--- start of Working data ---
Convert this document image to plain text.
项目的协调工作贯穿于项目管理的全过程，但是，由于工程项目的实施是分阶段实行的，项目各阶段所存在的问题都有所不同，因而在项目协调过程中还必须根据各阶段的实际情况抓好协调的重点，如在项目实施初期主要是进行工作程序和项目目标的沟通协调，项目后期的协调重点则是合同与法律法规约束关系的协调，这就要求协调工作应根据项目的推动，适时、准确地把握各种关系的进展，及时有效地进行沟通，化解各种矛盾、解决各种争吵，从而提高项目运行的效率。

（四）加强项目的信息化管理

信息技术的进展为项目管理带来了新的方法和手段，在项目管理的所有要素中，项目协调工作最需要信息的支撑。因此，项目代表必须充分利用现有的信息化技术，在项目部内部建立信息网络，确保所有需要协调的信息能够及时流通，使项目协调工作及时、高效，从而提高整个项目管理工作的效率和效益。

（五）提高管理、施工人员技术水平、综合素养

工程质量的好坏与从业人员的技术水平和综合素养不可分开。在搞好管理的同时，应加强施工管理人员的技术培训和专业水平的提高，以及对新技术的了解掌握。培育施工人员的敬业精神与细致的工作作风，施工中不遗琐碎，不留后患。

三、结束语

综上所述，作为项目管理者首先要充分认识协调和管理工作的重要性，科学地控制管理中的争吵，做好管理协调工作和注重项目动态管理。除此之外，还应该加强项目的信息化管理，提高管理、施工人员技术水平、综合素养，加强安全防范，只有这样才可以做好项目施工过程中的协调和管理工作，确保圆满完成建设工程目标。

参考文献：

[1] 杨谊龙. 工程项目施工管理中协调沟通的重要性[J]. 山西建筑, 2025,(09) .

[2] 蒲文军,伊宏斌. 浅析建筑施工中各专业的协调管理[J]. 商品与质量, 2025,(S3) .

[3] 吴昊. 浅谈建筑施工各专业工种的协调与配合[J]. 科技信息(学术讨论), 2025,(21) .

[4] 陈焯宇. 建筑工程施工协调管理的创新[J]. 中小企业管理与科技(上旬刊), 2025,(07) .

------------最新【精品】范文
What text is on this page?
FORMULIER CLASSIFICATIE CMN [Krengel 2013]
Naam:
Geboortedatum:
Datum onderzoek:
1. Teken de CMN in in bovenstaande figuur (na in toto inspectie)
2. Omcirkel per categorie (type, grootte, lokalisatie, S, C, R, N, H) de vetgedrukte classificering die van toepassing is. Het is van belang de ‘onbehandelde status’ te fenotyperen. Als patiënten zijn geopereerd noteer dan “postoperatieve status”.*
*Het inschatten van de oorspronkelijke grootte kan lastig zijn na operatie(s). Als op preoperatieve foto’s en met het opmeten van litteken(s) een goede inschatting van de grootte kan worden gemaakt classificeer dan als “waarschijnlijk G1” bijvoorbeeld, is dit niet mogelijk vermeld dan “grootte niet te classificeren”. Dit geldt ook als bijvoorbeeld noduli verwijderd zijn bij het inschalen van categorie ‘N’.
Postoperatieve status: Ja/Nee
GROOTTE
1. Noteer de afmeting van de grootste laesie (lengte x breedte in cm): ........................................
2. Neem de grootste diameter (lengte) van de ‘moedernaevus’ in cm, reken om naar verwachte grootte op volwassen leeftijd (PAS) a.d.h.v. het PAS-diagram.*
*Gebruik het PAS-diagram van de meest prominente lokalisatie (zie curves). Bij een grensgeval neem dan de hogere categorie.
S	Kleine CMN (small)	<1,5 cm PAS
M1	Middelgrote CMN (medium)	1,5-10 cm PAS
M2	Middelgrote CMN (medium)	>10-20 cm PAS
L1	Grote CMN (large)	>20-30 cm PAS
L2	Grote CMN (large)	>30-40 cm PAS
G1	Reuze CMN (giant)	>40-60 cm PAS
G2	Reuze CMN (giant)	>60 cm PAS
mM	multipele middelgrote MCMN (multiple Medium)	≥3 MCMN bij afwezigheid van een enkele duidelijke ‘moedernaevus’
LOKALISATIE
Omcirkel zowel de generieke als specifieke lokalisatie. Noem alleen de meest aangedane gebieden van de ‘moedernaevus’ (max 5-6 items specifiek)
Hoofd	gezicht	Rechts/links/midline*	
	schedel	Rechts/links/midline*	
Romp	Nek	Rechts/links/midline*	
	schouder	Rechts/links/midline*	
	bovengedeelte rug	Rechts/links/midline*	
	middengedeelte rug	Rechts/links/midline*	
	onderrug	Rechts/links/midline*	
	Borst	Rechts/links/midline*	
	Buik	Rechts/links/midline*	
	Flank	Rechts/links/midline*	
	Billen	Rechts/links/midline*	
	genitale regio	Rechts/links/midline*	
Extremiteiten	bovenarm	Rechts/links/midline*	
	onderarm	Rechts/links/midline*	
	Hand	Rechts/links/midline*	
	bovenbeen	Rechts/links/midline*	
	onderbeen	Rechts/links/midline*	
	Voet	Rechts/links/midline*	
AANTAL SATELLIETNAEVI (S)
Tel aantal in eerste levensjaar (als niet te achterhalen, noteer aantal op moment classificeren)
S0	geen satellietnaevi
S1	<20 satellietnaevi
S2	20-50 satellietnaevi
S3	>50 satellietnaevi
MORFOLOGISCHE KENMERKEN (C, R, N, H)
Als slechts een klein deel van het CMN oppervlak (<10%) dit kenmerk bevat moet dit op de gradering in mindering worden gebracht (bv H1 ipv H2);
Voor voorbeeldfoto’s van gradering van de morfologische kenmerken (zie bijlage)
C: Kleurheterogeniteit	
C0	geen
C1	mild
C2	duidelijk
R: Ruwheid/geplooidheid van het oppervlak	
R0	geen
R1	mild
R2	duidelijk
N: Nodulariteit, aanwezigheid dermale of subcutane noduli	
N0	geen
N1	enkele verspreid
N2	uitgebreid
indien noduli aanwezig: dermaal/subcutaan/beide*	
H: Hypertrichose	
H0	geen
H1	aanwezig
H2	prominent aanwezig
--- end of Working data ---
◆ Directions for this task ◆
Nothing should be left out: repeat all of the data exactly.

◆ Finished task ◆
Convert this document image to plain text.
项目的协调工作贯穿于项目管理的全过程，但是，由于工程项目的实施是分阶段实行的，项目各阶段所存在的问题都有所不同，因而在项目协调过程中还必须根据各阶段的实际情况抓好协调的重点，如在项目实施初期主要是进行工作程序和项目目标的沟通协调，项目后期的协调重点则是合同与法律法规约束关系的协调，这就要求协调工作应根据项目的推动，适时、准确地把握各种关系的进展，及时有效地进行沟通，化解各种矛盾、解决各种争吵，从而提高项目运行的效率。

（四）加强项目的信息化管理

信息技术的进展为项目管理带来了新的方法和手段，在项目管理的所有要素中，项目协调工作最需要信息的支撑。因此，项目代表必须充分利用现有的信息化技术，在项目部内部建立信息网络，确保所有需要协调的信息能够及时流通，使项目协调工作及时、高效，从而提高整个项目管理工作的效率和效益。

（五）提高管理、施工人员技术水平、综合素养

工程质量的好坏与从业人员的技术水平和综合素养不可分开。在搞好管理的同时，应加强施工管理人员的技术培训和专业水平的提高，以及对新技术的了解掌握。培育施工人员的敬业精神与细致的工作作风，施工中不遗琐碎，不留后患。

三、结束语

综上所述，作为项目管理者首先要充分认识协调和管理工作的重要性，科学地控制管理中的争吵，做好管理协调工作和注重项目动态管理。除此之外，还应该加强项目的信息化管理，提高管理、施工人员技术水平、综合素养，加强安全防范，只有这样才可以做好项目施工过程中的协调和管理工作，确保圆满完成建设工程目标。

参考文献：

[1] 杨谊龙. 工程项目施工管理中协调沟通的重要性[J]. 山西建筑, 2025,(09) .

[2] 蒲文军,伊宏斌. 浅析建筑施工中各专业的协调管理[J]. 商品与质量, 2025,(S3) .

[3] 吴昊. 浅谈建筑施工各专业工种的协调与配合[J]. 科技信息(学术讨论), 2025,(21) .

[4] 陈焯宇. 建筑工程施工协调管理的创新[J]. 中小企业管理与科技(上旬刊), 2025,(07) .

------------最新【精品】范文
What text is on this page?
FORMULIER CLASSIFICATIE CMN [Krengel 2013]
Naam:
Geboortedatum:
Datum onderzoek:
1. Teken de CMN in in bovenstaande figuur (na in toto inspectie)
2. Omcirkel per categorie (type, grootte, lokalisatie, S, C, R, N, H) de vetgedrukte classificering die van toepassing is. Het is van belang de ‘onbehandelde status’ te fenotyperen. Als patiënten zijn geopereerd noteer dan “postoperatieve status”.*
*Het inschatten van de oorspronkelijke grootte kan lastig zijn na operatie(s). Als op preoperatieve foto’s en met het opmeten van litteken(s) een goede inschatting van de grootte kan worden gemaakt classificeer dan als “waarschijnlijk G1” bijvoorbeeld, is dit niet mogelijk vermeld dan “grootte niet te classificeren”. Dit geldt ook als bijvoorbeeld noduli verwijderd zijn bij het inschalen van categorie ‘N’.
Postoperatieve status: Ja/Nee
GROOTTE
1. Noteer de afmeting van de grootste laesie (lengte x breedte in cm): ........................................
2. Neem de grootste diameter (lengte) van de ‘moedernaevus’ in cm, reken om naar verwachte grootte op volwassen leeftijd (PAS) a.d.h.v. het PAS-diagram.*
*Gebruik het PAS-diagram van de meest prominente lokalisatie (zie curves). Bij een grensgeval neem dan de hogere categorie.
S	Kleine CMN (small)	<1,5 cm PAS
M1	Middelgrote CMN (medium)	1,5-10 cm PAS
M2	Middelgrote CMN (medium)	>10-20 cm PAS
L1	Grote CMN (large)	>20-30 cm PAS
L2	Grote CMN (large)	>30-40 cm PAS
G1	Reuze CMN (giant)	>40-60 cm PAS
G2	Reuze CMN (giant)	>60 cm PAS
mM	multipele middelgrote MCMN (multiple Medium)	≥3 MCMN bij afwezigheid van een enkele duidelijke ‘moedernaevus’
LOKALISATIE
Omcirkel zowel de generieke als specifieke lokalisatie. Noem alleen de meest aangedane gebieden van de ‘moedernaevus’ (max 5-6 items specifiek)
Hoofd	gezicht	Rechts/links/midline*	
	schedel	Rechts/links/midline*	
Romp	Nek	Rechts/links/midline*	
	schouder	Rechts/links/midline*	
	bovengedeelte rug	Rechts/links/midline*	
	middengedeelte rug	Rechts/links/midline*	
	onderrug	Rechts/links/midline*	
	Borst	Rechts/links/midline*	
	Buik	Rechts/links/midline*	
	Flank	Rechts/links/midline*	
	Billen	Rechts/links/midline*	
	genitale regio	Rechts/links/midline*	
Extremiteiten	bovenarm	Rechts/links/midline*	
	onderarm	Rechts/links/midline*	
	Hand	Rechts/links/midline*	
	bovenbeen	Rechts/links/midline*	
	onderbeen	Rechts/links/midline*	
	Voet	Rechts/links/midline*	
AANTAL SATELLIETNAEVI (S)
Tel aantal in eerste levensjaar (als niet te achterhalen, noteer aantal op moment classificeren)
S0	geen satellietnaevi
S1	<20 satellietnaevi
S2	20-50 satellietnaevi
S3	>50 satellietnaevi
MORFOLOGISCHE KENMERKEN (C, R, N, H)
Als slechts een klein deel van het CMN oppervlak (<10%) dit kenmerk bevat moet dit op de gradering in mindering worden gebracht (bv H1 ipv H2);
Voor voorbeeldfoto’s van gradering van de morfologische kenmerken (zie bijlage)
C: Kleurheterogeniteit	
C0	geen
C1	mild
C2	duidelijk
R: Ruwheid/geplooidheid van het oppervlak	
R0	geen
R1	mild
R2	duidelijk
N: Nodulariteit, aanwezigheid dermale of subcutane noduli	
N0	geen
N1	enkele verspreid
N2	uitgebreid
indien noduli aanwezig: dermaal/subcutaan/beide*	
H: Hypertrichose	
H0	geen
H1	aanwezig
H2	prominent aanwezig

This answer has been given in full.